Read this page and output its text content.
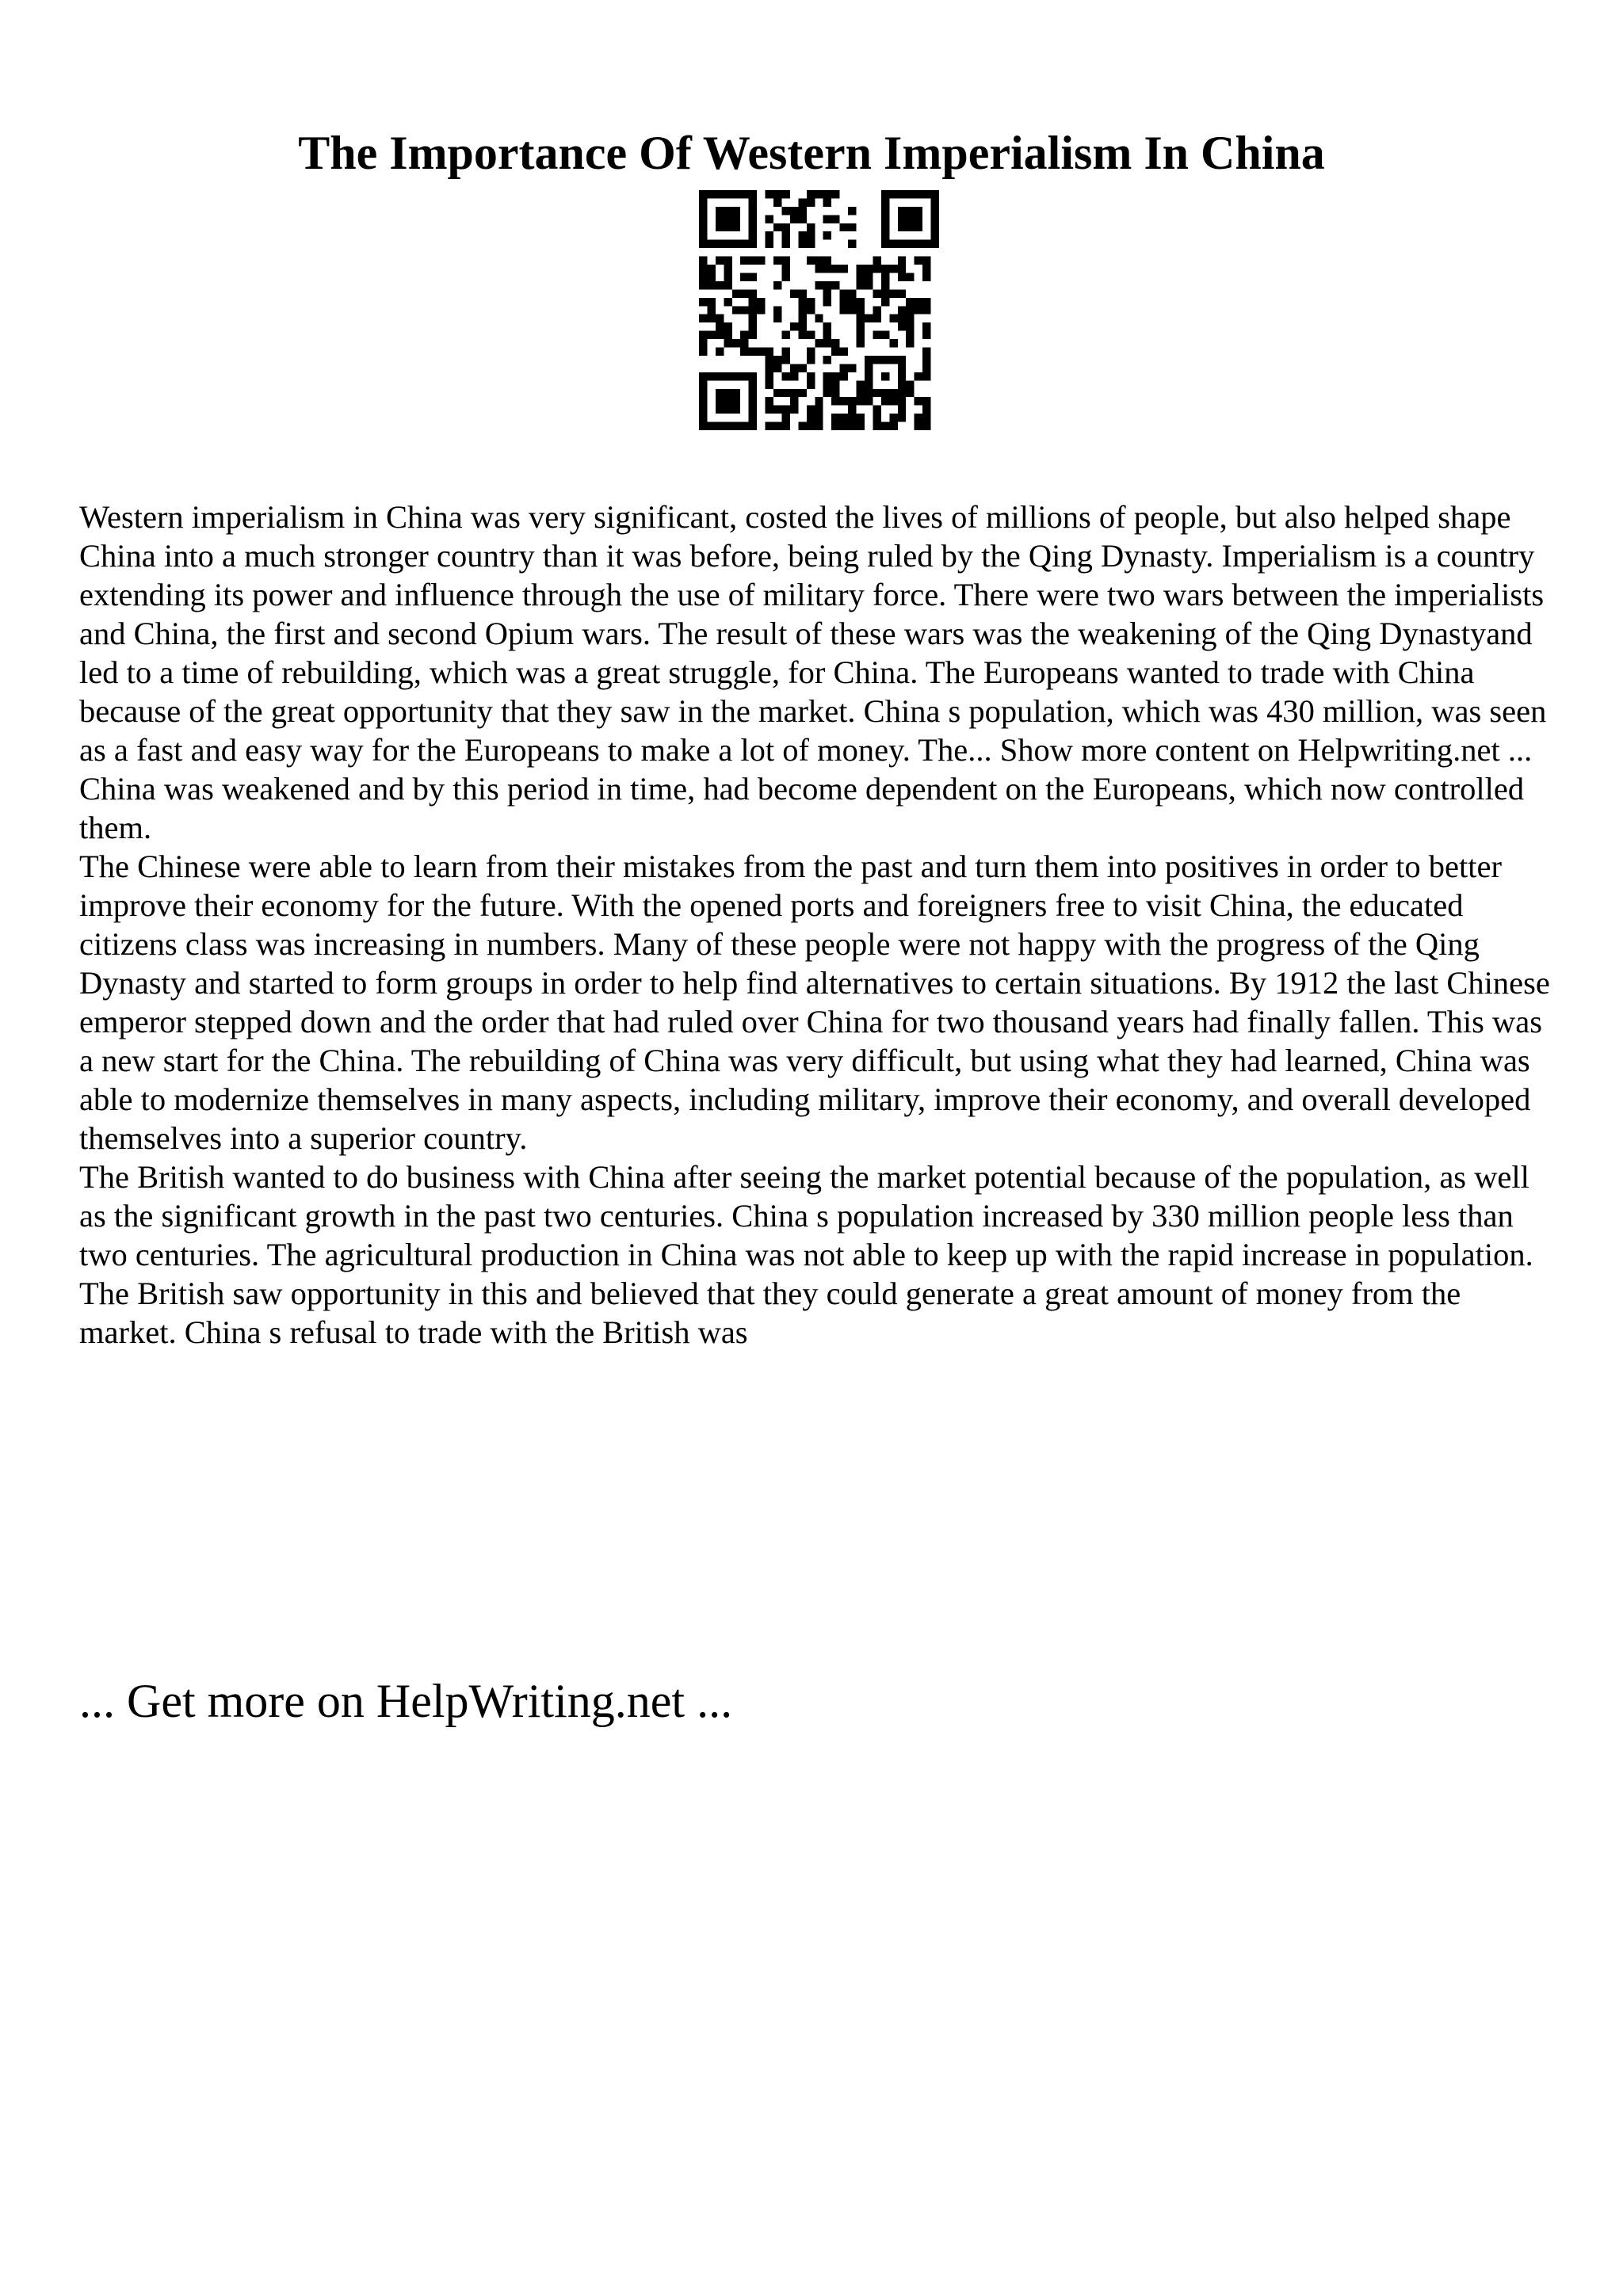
The Importance Of Western Imperialism In China

Western imperialism in China was very significant, costed the lives of millions of people, but also helped shape China into a much stronger country than it was before, being ruled by the Qing Dynasty. Imperialism is a country extending its power and influence through the use of military force. There were two wars between the imperialists and China, the first and second Opium wars. The result of these wars was the weakening of the Qing Dynastyand led to a time of rebuilding, which was a great struggle, for China. The Europeans wanted to trade with China because of the great opportunity that they saw in the market. China s population, which was 430 million, was seen as a fast and easy way for the Europeans to make a lot of money. The... Show more content on Helpwriting.net ...

China was weakened and by this period in time, had become dependent on the Europeans, which now controlled them.

The Chinese were able to learn from their mistakes from the past and turn them into positives in order to better improve their economy for the future. With the opened ports and foreigners free to visit China, the educated citizens class was increasing in numbers. Many of these people were not happy with the progress of the Qing Dynasty and started to form groups in order to help find alternatives to certain situations. By 1912 the last Chinese emperor stepped down and the order that had ruled over China for two thousand years had finally fallen. This was a new start for the China. The rebuilding of China was very difficult, but using what they had learned, China was able to modernize themselves in many aspects, including military, improve their economy, and overall developed themselves into a superior country.

The British wanted to do business with China after seeing the market potential because of the population, as well as the significant growth in the past two centuries. China s population increased by 330 million people less than two centuries. The agricultural production in China was not able to keep up with the rapid increase in population. The British saw opportunity in this and believed that they could generate a great amount of money from the market. China s refusal to trade with the British was

... Get more on HelpWriting.net ...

+ + + +

What you should do =>
Nothing in the entries above should change when they are printed again, except that the pictures are dropped.

Solved problem =>
Read this page and output its text content.
The Importance Of Western Imperialism In China

Western imperialism in China was very significant, costed the lives of millions of people, but also helped shape China into a much stronger country than it was before, being ruled by the Qing Dynasty. Imperialism is a country extending its power and influence through the use of military force. There were two wars between the imperialists and China, the first and second Opium wars. The result of these wars was the weakening of the Qing Dynastyand led to a time of rebuilding, which was a great struggle, for China. The Europeans wanted to trade with China because of the great opportunity that they saw in the market. China s population, which was 430 million, was seen as a fast and easy way for the Europeans to make a lot of money. The... Show more content on Helpwriting.net ...

China was weakened and by this period in time, had become dependent on the Europeans, which now controlled them.

The Chinese were able to learn from their mistakes from the past and turn them into positives in order to better improve their economy for the future. With the opened ports and foreigners free to visit China, the educated citizens class was increasing in numbers. Many of these people were not happy with the progress of the Qing Dynasty and started to form groups in order to help find alternatives to certain situations. By 1912 the last Chinese emperor stepped down and the order that had ruled over China for two thousand years had finally fallen. This was a new start for the China. The rebuilding of China was very difficult, but using what they had learned, China was able to modernize themselves in many aspects, including military, improve their economy, and overall developed themselves into a superior country.

The British wanted to do business with China after seeing the market potential because of the population, as well as the significant growth in the past two centuries. China s population increased by 330 million people less than two centuries. The agricultural production in China was not able to keep up with the rapid increase in population. The British saw opportunity in this and believed that they could generate a great amount of money from the market. China s refusal to trade with the British was

... Get more on HelpWriting.net ...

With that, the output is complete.